/---

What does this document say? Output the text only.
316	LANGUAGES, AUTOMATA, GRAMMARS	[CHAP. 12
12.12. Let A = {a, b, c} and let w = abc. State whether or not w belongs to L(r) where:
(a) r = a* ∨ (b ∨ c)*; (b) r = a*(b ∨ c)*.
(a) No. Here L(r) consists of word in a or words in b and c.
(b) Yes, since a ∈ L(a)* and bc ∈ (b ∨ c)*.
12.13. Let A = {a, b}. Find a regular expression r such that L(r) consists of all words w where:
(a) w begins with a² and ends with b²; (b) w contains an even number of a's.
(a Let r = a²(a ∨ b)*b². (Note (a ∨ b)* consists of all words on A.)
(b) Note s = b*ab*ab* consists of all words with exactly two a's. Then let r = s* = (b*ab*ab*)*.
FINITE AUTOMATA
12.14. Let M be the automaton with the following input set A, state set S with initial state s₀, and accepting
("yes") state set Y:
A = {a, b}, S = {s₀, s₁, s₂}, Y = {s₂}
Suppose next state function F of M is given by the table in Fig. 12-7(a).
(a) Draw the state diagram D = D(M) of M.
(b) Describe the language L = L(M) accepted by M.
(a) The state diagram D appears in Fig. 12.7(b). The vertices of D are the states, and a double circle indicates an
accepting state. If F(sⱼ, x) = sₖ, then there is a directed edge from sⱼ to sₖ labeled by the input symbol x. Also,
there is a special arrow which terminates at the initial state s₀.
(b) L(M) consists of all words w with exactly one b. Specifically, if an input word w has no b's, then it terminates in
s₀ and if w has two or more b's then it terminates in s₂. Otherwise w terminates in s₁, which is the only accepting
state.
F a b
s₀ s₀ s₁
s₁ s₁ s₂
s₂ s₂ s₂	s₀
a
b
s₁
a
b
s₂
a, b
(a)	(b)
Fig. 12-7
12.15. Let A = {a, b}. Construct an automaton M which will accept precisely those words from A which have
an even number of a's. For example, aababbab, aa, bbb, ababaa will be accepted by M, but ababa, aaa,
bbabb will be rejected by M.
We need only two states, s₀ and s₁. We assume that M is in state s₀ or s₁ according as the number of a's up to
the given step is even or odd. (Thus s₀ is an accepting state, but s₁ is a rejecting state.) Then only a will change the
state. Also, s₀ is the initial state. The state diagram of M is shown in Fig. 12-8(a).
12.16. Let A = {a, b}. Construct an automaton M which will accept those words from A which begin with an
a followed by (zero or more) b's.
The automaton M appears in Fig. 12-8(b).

\---

* [Task statement]: From the material, report only how many lines include the word "input".

* [Answer to the exercise]: 3